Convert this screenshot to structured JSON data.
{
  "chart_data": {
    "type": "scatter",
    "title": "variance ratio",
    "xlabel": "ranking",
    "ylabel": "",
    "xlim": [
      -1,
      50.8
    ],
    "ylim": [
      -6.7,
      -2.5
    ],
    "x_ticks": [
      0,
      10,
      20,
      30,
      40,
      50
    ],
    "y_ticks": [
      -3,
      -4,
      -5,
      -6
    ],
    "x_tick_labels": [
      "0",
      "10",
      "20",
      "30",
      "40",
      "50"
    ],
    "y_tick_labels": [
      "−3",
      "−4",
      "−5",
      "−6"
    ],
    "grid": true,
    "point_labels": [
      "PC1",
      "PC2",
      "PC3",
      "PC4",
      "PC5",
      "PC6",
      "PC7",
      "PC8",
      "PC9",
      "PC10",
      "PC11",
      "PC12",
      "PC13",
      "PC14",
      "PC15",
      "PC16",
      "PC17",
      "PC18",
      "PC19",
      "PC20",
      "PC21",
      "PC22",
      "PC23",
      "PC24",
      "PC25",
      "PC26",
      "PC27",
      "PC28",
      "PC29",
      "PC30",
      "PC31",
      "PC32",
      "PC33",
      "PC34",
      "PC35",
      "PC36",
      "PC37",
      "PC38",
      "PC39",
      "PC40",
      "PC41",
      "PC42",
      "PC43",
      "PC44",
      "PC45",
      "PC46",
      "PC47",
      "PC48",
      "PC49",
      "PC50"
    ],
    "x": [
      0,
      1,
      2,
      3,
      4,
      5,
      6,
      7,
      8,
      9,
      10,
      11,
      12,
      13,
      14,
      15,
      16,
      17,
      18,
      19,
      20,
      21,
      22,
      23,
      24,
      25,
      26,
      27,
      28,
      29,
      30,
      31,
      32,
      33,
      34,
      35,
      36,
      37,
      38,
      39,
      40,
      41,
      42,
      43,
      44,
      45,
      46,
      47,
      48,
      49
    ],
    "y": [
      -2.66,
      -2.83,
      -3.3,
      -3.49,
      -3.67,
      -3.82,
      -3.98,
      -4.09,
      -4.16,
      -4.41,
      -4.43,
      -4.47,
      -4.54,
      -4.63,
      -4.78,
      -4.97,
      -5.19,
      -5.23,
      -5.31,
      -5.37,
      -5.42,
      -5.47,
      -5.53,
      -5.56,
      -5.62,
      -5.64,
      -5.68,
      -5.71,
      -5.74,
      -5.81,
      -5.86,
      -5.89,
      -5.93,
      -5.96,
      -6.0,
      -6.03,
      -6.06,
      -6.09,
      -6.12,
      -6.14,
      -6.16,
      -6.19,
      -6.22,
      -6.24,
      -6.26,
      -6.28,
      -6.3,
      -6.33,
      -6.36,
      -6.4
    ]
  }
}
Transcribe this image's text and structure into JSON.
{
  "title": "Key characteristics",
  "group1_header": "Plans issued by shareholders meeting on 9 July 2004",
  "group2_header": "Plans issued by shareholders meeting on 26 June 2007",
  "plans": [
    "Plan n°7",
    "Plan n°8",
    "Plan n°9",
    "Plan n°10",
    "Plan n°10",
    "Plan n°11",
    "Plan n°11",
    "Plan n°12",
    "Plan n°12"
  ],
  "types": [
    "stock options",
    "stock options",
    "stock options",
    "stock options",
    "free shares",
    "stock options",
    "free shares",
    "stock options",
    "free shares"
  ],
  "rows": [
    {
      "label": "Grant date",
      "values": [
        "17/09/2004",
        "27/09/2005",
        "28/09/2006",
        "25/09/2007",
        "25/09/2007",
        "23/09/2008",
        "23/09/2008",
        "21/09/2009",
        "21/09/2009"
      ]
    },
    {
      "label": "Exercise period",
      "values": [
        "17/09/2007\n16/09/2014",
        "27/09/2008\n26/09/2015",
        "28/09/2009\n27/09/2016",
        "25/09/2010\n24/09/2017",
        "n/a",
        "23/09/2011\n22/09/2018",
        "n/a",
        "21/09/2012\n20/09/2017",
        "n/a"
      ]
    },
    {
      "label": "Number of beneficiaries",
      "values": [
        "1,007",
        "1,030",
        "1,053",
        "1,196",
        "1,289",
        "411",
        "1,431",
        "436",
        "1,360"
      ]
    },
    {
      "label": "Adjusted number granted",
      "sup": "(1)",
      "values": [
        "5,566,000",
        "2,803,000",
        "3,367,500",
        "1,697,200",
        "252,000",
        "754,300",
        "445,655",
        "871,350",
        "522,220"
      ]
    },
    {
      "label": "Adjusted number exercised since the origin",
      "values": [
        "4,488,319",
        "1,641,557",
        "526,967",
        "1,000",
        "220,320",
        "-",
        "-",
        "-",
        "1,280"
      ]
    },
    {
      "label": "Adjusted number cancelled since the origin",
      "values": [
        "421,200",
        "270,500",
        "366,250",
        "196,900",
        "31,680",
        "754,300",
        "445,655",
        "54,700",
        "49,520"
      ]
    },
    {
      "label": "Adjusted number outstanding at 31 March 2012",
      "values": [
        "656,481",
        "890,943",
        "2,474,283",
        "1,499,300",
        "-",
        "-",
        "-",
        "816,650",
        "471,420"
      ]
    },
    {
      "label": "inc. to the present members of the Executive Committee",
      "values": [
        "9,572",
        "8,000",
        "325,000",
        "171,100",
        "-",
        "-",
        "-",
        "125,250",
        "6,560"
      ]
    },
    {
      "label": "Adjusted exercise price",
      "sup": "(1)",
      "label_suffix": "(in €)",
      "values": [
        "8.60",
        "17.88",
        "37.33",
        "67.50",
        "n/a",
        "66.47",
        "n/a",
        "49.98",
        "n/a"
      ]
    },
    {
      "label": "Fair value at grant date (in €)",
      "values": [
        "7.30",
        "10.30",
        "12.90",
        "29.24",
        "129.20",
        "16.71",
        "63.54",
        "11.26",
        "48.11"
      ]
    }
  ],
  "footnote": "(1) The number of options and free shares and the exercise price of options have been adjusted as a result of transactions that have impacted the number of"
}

**GIVEN REQUEST:** Please repeat the listing exactly, with nothing left out.

**COMPLETE RESPONSE:**
Convert this screenshot to structured JSON data.
{
  "chart_data": {
    "type": "scatter",
    "title": "variance ratio",
    "xlabel": "ranking",
    "ylabel": "",
    "xlim": [
      -1,
      50.8
    ],
    "ylim": [
      -6.7,
      -2.5
    ],
    "x_ticks": [
      0,
      10,
      20,
      30,
      40,
      50
    ],
    "y_ticks": [
      -3,
      -4,
      -5,
      -6
    ],
    "x_tick_labels": [
      "0",
      "10",
      "20",
      "30",
      "40",
      "50"
    ],
    "y_tick_labels": [
      "−3",
      "−4",
      "−5",
      "−6"
    ],
    "grid": true,
    "point_labels": [
      "PC1",
      "PC2",
      "PC3",
      "PC4",
      "PC5",
      "PC6",
      "PC7",
      "PC8",
      "PC9",
      "PC10",
      "PC11",
      "PC12",
      "PC13",
      "PC14",
      "PC15",
      "PC16",
      "PC17",
      "PC18",
      "PC19",
      "PC20",
      "PC21",
      "PC22",
      "PC23",
      "PC24",
      "PC25",
      "PC26",
      "PC27",
      "PC28",
      "PC29",
      "PC30",
      "PC31",
      "PC32",
      "PC33",
      "PC34",
      "PC35",
      "PC36",
      "PC37",
      "PC38",
      "PC39",
      "PC40",
      "PC41",
      "PC42",
      "PC43",
      "PC44",
      "PC45",
      "PC46",
      "PC47",
      "PC48",
      "PC49",
      "PC50"
    ],
    "x": [
      0,
      1,
      2,
      3,
      4,
      5,
      6,
      7,
      8,
      9,
      10,
      11,
      12,
      13,
      14,
      15,
      16,
      17,
      18,
      19,
      20,
      21,
      22,
      23,
      24,
      25,
      26,
      27,
      28,
      29,
      30,
      31,
      32,
      33,
      34,
      35,
      36,
      37,
      38,
      39,
      40,
      41,
      42,
      43,
      44,
      45,
      46,
      47,
      48,
      49
    ],
    "y": [
      -2.66,
      -2.83,
      -3.3,
      -3.49,
      -3.67,
      -3.82,
      -3.98,
      -4.09,
      -4.16,
      -4.41,
      -4.43,
      -4.47,
      -4.54,
      -4.63,
      -4.78,
      -4.97,
      -5.19,
      -5.23,
      -5.31,
      -5.37,
      -5.42,
      -5.47,
      -5.53,
      -5.56,
      -5.62,
      -5.64,
      -5.68,
      -5.71,
      -5.74,
      -5.81,
      -5.86,
      -5.89,
      -5.93,
      -5.96,
      -6.0,
      -6.03,
      -6.06,
      -6.09,
      -6.12,
      -6.14,
      -6.16,
      -6.19,
      -6.22,
      -6.24,
      -6.26,
      -6.28,
      -6.3,
      -6.33,
      -6.36,
      -6.4
    ]
  }
}
Transcribe this image's text and structure into JSON.
{
  "title": "Key characteristics",
  "group1_header": "Plans issued by shareholders meeting on 9 July 2004",
  "group2_header": "Plans issued by shareholders meeting on 26 June 2007",
  "plans": [
    "Plan n°7",
    "Plan n°8",
    "Plan n°9",
    "Plan n°10",
    "Plan n°10",
    "Plan n°11",
    "Plan n°11",
    "Plan n°12",
    "Plan n°12"
  ],
  "types": [
    "stock options",
    "stock options",
    "stock options",
    "stock options",
    "free shares",
    "stock options",
    "free shares",
    "stock options",
    "free shares"
  ],
  "rows": [
    {
      "label": "Grant date",
      "values": [
        "17/09/2004",
        "27/09/2005",
        "28/09/2006",
        "25/09/2007",
        "25/09/2007",
        "23/09/2008",
        "23/09/2008",
        "21/09/2009",
        "21/09/2009"
      ]
    },
    {
      "label": "Exercise period",
      "values": [
        "17/09/2007\n16/09/2014",
        "27/09/2008\n26/09/2015",
        "28/09/2009\n27/09/2016",
        "25/09/2010\n24/09/2017",
        "n/a",
        "23/09/2011\n22/09/2018",
        "n/a",
        "21/09/2012\n20/09/2017",
        "n/a"
      ]
    },
    {
      "label": "Number of beneficiaries",
      "values": [
        "1,007",
        "1,030",
        "1,053",
        "1,196",
        "1,289",
        "411",
        "1,431",
        "436",
        "1,360"
      ]
    },
    {
      "label": "Adjusted number granted",
      "sup": "(1)",
      "values": [
        "5,566,000",
        "2,803,000",
        "3,367,500",
        "1,697,200",
        "252,000",
        "754,300",
        "445,655",
        "871,350",
        "522,220"
      ]
    },
    {
      "label": "Adjusted number exercised since the origin",
      "values": [
        "4,488,319",
        "1,641,557",
        "526,967",
        "1,000",
        "220,320",
        "-",
        "-",
        "-",
        "1,280"
      ]
    },
    {
      "label": "Adjusted number cancelled since the origin",
      "values": [
        "421,200",
        "270,500",
        "366,250",
        "196,900",
        "31,680",
        "754,300",
        "445,655",
        "54,700",
        "49,520"
      ]
    },
    {
      "label": "Adjusted number outstanding at 31 March 2012",
      "values": [
        "656,481",
        "890,943",
        "2,474,283",
        "1,499,300",
        "-",
        "-",
        "-",
        "816,650",
        "471,420"
      ]
    },
    {
      "label": "inc. to the present members of the Executive Committee",
      "values": [
        "9,572",
        "8,000",
        "325,000",
        "171,100",
        "-",
        "-",
        "-",
        "125,250",
        "6,560"
      ]
    },
    {
      "label": "Adjusted exercise price",
      "sup": "(1)",
      "label_suffix": "(in €)",
      "values": [
        "8.60",
        "17.88",
        "37.33",
        "67.50",
        "n/a",
        "66.47",
        "n/a",
        "49.98",
        "n/a"
      ]
    },
    {
      "label": "Fair value at grant date (in €)",
      "values": [
        "7.30",
        "10.30",
        "12.90",
        "29.24",
        "129.20",
        "16.71",
        "63.54",
        "11.26",
        "48.11"
      ]
    }
  ],
  "footnote": "(1) The number of options and free shares and the exercise price of options have been adjusted as a result of transactions that have impacted the number of"
}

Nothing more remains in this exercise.